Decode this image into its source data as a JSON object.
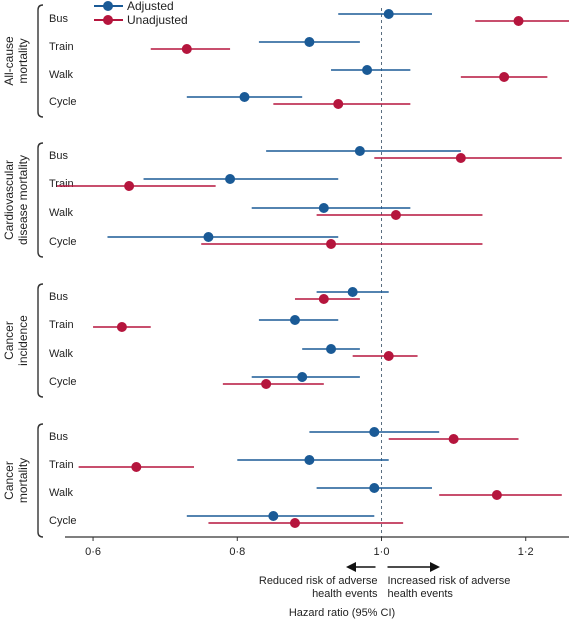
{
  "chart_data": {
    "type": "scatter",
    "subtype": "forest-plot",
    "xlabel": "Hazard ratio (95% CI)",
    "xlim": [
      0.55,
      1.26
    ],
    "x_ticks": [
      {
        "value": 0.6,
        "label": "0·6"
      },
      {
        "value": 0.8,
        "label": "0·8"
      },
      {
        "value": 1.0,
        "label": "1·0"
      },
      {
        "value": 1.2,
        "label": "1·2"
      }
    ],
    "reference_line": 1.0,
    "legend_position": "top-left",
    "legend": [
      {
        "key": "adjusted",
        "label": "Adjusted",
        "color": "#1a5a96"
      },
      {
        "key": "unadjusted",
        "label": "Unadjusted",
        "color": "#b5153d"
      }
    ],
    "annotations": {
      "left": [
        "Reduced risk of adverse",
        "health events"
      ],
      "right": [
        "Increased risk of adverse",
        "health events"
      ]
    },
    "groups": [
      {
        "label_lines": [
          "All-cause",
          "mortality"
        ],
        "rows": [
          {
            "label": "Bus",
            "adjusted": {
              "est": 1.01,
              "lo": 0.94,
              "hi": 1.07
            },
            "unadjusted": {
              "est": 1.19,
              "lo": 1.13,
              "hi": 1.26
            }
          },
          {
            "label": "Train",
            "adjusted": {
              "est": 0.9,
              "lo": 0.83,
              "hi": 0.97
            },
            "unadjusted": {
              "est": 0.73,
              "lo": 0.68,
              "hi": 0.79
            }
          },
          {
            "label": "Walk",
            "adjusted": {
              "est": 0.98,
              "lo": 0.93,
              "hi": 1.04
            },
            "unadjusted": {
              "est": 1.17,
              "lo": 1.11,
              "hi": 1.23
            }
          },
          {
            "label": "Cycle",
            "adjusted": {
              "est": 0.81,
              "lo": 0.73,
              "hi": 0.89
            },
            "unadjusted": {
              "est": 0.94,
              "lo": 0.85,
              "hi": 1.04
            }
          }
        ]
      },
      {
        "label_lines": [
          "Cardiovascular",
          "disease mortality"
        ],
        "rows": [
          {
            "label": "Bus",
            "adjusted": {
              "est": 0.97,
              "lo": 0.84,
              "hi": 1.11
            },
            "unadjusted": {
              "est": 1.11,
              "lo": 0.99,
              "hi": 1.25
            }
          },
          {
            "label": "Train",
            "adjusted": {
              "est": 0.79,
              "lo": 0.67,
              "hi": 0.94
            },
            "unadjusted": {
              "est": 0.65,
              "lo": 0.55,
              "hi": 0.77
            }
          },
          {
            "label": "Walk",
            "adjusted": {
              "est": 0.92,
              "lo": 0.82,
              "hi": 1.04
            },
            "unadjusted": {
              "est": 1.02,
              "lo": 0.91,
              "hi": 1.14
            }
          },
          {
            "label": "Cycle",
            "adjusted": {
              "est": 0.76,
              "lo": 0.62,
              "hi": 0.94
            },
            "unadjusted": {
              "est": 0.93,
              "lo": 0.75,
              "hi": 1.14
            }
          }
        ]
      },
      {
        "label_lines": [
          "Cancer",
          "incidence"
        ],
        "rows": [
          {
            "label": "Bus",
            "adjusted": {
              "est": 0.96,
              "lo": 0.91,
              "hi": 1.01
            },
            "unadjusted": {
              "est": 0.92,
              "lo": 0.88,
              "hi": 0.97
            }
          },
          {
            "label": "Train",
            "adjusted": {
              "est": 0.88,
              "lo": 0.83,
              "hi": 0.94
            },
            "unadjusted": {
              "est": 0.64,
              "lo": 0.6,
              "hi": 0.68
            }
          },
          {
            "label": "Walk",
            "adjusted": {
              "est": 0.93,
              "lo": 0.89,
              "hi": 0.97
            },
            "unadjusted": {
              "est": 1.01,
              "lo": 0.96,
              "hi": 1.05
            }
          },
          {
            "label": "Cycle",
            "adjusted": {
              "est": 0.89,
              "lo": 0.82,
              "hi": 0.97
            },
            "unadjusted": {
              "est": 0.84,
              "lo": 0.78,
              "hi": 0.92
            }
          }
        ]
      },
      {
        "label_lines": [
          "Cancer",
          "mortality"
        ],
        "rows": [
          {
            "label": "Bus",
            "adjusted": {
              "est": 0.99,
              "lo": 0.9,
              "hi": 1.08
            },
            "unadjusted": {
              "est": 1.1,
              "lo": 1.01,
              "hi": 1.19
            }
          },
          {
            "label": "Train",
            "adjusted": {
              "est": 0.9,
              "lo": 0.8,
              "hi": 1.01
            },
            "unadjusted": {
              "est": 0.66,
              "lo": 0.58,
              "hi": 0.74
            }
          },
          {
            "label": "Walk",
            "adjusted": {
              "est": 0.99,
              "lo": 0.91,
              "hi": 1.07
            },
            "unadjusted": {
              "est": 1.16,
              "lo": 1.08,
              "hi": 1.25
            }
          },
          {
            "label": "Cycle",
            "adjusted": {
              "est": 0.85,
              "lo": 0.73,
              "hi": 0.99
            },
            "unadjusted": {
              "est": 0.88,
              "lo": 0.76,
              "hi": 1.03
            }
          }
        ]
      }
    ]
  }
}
^^^^^^^^^^^^^^^^
--- Your objective ---
Copy every record character for character. Skip the pictures.

--- Written solution ---
Decode this image into its source data as a JSON object.
{
  "chart_data": {
    "type": "scatter",
    "subtype": "forest-plot",
    "xlabel": "Hazard ratio (95% CI)",
    "xlim": [
      0.55,
      1.26
    ],
    "x_ticks": [
      {
        "value": 0.6,
        "label": "0·6"
      },
      {
        "value": 0.8,
        "label": "0·8"
      },
      {
        "value": 1.0,
        "label": "1·0"
      },
      {
        "value": 1.2,
        "label": "1·2"
      }
    ],
    "reference_line": 1.0,
    "legend_position": "top-left",
    "legend": [
      {
        "key": "adjusted",
        "label": "Adjusted",
        "color": "#1a5a96"
      },
      {
        "key": "unadjusted",
        "label": "Unadjusted",
        "color": "#b5153d"
      }
    ],
    "annotations": {
      "left": [
        "Reduced risk of adverse",
        "health events"
      ],
      "right": [
        "Increased risk of adverse",
        "health events"
      ]
    },
    "groups": [
      {
        "label_lines": [
          "All-cause",
          "mortality"
        ],
        "rows": [
          {
            "label": "Bus",
            "adjusted": {
              "est": 1.01,
              "lo": 0.94,
              "hi": 1.07
            },
            "unadjusted": {
              "est": 1.19,
              "lo": 1.13,
              "hi": 1.26
            }
          },
          {
            "label": "Train",
            "adjusted": {
              "est": 0.9,
              "lo": 0.83,
              "hi": 0.97
            },
            "unadjusted": {
              "est": 0.73,
              "lo": 0.68,
              "hi": 0.79
            }
          },
          {
            "label": "Walk",
            "adjusted": {
              "est": 0.98,
              "lo": 0.93,
              "hi": 1.04
            },
            "unadjusted": {
              "est": 1.17,
              "lo": 1.11,
              "hi": 1.23
            }
          },
          {
            "label": "Cycle",
            "adjusted": {
              "est": 0.81,
              "lo": 0.73,
              "hi": 0.89
            },
            "unadjusted": {
              "est": 0.94,
              "lo": 0.85,
              "hi": 1.04
            }
          }
        ]
      },
      {
        "label_lines": [
          "Cardiovascular",
          "disease mortality"
        ],
        "rows": [
          {
            "label": "Bus",
            "adjusted": {
              "est": 0.97,
              "lo": 0.84,
              "hi": 1.11
            },
            "unadjusted": {
              "est": 1.11,
              "lo": 0.99,
              "hi": 1.25
            }
          },
          {
            "label": "Train",
            "adjusted": {
              "est": 0.79,
              "lo": 0.67,
              "hi": 0.94
            },
            "unadjusted": {
              "est": 0.65,
              "lo": 0.55,
              "hi": 0.77
            }
          },
          {
            "label": "Walk",
            "adjusted": {
              "est": 0.92,
              "lo": 0.82,
              "hi": 1.04
            },
            "unadjusted": {
              "est": 1.02,
              "lo": 0.91,
              "hi": 1.14
            }
          },
          {
            "label": "Cycle",
            "adjusted": {
              "est": 0.76,
              "lo": 0.62,
              "hi": 0.94
            },
            "unadjusted": {
              "est": 0.93,
              "lo": 0.75,
              "hi": 1.14
            }
          }
        ]
      },
      {
        "label_lines": [
          "Cancer",
          "incidence"
        ],
        "rows": [
          {
            "label": "Bus",
            "adjusted": {
              "est": 0.96,
              "lo": 0.91,
              "hi": 1.01
            },
            "unadjusted": {
              "est": 0.92,
              "lo": 0.88,
              "hi": 0.97
            }
          },
          {
            "label": "Train",
            "adjusted": {
              "est": 0.88,
              "lo": 0.83,
              "hi": 0.94
            },
            "unadjusted": {
              "est": 0.64,
              "lo": 0.6,
              "hi": 0.68
            }
          },
          {
            "label": "Walk",
            "adjusted": {
              "est": 0.93,
              "lo": 0.89,
              "hi": 0.97
            },
            "unadjusted": {
              "est": 1.01,
              "lo": 0.96,
              "hi": 1.05
            }
          },
          {
            "label": "Cycle",
            "adjusted": {
              "est": 0.89,
              "lo": 0.82,
              "hi": 0.97
            },
            "unadjusted": {
              "est": 0.84,
              "lo": 0.78,
              "hi": 0.92
            }
          }
        ]
      },
      {
        "label_lines": [
          "Cancer",
          "mortality"
        ],
        "rows": [
          {
            "label": "Bus",
            "adjusted": {
              "est": 0.99,
              "lo": 0.9,
              "hi": 1.08
            },
            "unadjusted": {
              "est": 1.1,
              "lo": 1.01,
              "hi": 1.19
            }
          },
          {
            "label": "Train",
            "adjusted": {
              "est": 0.9,
              "lo": 0.8,
              "hi": 1.01
            },
            "unadjusted": {
              "est": 0.66,
              "lo": 0.58,
              "hi": 0.74
            }
          },
          {
            "label": "Walk",
            "adjusted": {
              "est": 0.99,
              "lo": 0.91,
              "hi": 1.07
            },
            "unadjusted": {
              "est": 1.16,
              "lo": 1.08,
              "hi": 1.25
            }
          },
          {
            "label": "Cycle",
            "adjusted": {
              "est": 0.85,
              "lo": 0.73,
              "hi": 0.99
            },
            "unadjusted": {
              "est": 0.88,
              "lo": 0.76,
              "hi": 1.03
            }
          }
        ]
      }
    ]
  }
}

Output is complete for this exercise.